## [EXTRACTED ENTRIES]
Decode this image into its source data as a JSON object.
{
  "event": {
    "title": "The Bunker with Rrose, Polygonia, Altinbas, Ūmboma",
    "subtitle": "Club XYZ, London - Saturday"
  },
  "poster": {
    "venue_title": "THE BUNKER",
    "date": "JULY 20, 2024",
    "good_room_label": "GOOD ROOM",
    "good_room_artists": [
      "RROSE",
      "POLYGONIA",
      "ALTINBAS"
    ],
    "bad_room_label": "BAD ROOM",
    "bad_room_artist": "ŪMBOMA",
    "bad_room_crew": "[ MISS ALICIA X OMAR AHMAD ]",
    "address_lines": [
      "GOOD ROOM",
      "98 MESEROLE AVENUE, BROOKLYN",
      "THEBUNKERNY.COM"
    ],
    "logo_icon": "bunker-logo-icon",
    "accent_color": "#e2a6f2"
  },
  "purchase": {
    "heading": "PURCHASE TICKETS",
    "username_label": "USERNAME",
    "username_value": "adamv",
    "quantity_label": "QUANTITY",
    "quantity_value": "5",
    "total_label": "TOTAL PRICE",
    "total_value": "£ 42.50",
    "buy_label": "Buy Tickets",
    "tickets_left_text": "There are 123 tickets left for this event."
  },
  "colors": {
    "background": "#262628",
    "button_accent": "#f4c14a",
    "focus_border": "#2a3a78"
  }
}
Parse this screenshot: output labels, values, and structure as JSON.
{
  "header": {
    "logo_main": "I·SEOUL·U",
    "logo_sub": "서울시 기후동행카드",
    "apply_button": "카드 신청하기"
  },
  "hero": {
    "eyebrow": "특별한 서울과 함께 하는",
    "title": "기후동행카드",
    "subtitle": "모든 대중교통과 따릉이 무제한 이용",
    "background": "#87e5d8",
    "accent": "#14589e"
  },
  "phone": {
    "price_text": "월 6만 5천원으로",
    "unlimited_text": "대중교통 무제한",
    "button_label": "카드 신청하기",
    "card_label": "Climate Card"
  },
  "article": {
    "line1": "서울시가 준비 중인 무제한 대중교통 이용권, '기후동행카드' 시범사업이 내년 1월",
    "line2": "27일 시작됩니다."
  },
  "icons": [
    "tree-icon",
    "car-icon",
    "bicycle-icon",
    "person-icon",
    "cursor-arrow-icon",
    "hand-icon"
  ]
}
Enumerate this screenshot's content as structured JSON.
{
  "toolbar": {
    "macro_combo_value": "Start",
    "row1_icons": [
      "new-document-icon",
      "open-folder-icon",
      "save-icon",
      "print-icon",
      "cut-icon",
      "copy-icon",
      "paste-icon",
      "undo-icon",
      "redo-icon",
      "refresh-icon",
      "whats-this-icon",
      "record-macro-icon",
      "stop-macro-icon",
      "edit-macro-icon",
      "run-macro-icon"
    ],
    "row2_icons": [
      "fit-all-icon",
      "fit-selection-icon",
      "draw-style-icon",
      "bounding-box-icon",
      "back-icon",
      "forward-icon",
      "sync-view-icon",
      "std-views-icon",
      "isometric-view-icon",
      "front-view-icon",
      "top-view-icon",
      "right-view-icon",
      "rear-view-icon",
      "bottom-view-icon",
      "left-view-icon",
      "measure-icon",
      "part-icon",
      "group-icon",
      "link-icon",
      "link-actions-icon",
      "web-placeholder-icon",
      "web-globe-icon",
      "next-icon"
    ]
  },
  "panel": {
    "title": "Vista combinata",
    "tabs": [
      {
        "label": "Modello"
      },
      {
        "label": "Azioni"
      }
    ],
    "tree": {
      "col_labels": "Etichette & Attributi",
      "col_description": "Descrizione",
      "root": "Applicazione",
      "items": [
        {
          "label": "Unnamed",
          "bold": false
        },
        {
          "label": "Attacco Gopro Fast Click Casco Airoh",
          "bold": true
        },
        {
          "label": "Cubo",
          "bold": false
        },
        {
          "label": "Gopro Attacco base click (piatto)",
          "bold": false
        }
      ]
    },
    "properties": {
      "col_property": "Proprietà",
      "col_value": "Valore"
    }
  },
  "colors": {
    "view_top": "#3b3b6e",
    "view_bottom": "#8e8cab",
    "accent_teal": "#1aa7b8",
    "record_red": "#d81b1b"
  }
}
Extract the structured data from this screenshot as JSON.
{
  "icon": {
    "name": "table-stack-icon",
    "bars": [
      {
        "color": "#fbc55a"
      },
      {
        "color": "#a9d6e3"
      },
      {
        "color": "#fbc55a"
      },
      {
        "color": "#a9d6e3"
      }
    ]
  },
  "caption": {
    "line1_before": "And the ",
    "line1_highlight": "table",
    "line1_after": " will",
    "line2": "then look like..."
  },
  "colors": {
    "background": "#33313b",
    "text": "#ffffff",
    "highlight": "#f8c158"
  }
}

## [WHAT THIS TASK INVOLVES]
Return exactly the lines from the one containing "Extract the structured" to the last line of the data, and nothing more.

## [THE REPLY]
Extract the structured data from this screenshot as JSON.
{
  "icon": {
    "name": "table-stack-icon",
    "bars": [
      {
        "color": "#fbc55a"
      },
      {
        "color": "#a9d6e3"
      },
      {
        "color": "#fbc55a"
      },
      {
        "color": "#a9d6e3"
      }
    ]
  },
  "caption": {
    "line1_before": "And the ",
    "line1_highlight": "table",
    "line1_after": " will",
    "line2": "then look like..."
  },
  "colors": {
    "background": "#33313b",
    "text": "#ffffff",
    "highlight": "#f8c158"
  }
}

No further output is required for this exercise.